Goal of the exercise
All of these records need to be duplicated exactly.

Provided data
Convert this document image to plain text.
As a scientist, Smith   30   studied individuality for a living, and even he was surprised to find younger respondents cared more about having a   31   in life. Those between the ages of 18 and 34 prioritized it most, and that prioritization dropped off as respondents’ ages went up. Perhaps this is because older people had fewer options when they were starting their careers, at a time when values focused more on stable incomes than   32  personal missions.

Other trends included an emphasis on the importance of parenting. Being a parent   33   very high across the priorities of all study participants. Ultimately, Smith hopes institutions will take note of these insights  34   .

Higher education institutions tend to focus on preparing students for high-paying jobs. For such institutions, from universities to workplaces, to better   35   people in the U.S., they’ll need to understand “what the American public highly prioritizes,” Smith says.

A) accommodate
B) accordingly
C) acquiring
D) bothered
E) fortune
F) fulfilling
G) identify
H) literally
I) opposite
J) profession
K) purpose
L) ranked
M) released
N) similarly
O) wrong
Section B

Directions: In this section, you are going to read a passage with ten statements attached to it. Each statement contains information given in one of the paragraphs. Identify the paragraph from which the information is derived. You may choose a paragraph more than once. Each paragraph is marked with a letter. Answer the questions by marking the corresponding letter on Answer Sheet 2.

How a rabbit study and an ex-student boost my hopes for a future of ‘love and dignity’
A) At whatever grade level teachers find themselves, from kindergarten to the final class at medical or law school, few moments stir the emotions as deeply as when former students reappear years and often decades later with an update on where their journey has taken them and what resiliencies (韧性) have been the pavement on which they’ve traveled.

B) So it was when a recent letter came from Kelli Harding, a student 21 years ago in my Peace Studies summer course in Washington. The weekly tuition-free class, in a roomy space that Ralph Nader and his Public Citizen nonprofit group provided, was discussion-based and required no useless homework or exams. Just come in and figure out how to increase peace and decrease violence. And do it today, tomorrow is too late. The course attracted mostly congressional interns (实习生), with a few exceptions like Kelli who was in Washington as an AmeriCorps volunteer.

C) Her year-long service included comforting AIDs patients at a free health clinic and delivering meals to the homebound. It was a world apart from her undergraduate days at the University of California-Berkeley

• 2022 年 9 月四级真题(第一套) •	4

Result of the task
Convert this document image to plain text.
As a scientist, Smith   30   studied individuality for a living, and even he was surprised to find younger respondents cared more about having a   31   in life. Those between the ages of 18 and 34 prioritized it most, and that prioritization dropped off as respondents’ ages went up. Perhaps this is because older people had fewer options when they were starting their careers, at a time when values focused more on stable incomes than   32  personal missions.

Other trends included an emphasis on the importance of parenting. Being a parent   33   very high across the priorities of all study participants. Ultimately, Smith hopes institutions will take note of these insights  34   .

Higher education institutions tend to focus on preparing students for high-paying jobs. For such institutions, from universities to workplaces, to better   35   people in the U.S., they’ll need to understand “what the American public highly prioritizes,” Smith says.

A) accommodate
B) accordingly
C) acquiring
D) bothered
E) fortune
F) fulfilling
G) identify
H) literally
I) opposite
J) profession
K) purpose
L) ranked
M) released
N) similarly
O) wrong
Section B

Directions: In this section, you are going to read a passage with ten statements attached to it. Each statement contains information given in one of the paragraphs. Identify the paragraph from which the information is derived. You may choose a paragraph more than once. Each paragraph is marked with a letter. Answer the questions by marking the corresponding letter on Answer Sheet 2.

How a rabbit study and an ex-student boost my hopes for a future of ‘love and dignity’
A) At whatever grade level teachers find themselves, from kindergarten to the final class at medical or law school, few moments stir the emotions as deeply as when former students reappear years and often decades later with an update on where their journey has taken them and what resiliencies (韧性) have been the pavement on which they’ve traveled.

B) So it was when a recent letter came from Kelli Harding, a student 21 years ago in my Peace Studies summer course in Washington. The weekly tuition-free class, in a roomy space that Ralph Nader and his Public Citizen nonprofit group provided, was discussion-based and required no useless homework or exams. Just come in and figure out how to increase peace and decrease violence. And do it today, tomorrow is too late. The course attracted mostly congressional interns (实习生), with a few exceptions like Kelli who was in Washington as an AmeriCorps volunteer.

C) Her year-long service included comforting AIDs patients at a free health clinic and delivering meals to the homebound. It was a world apart from her undergraduate days at the University of California-Berkeley

• 2022 年 9 月四级真题(第一套) •	4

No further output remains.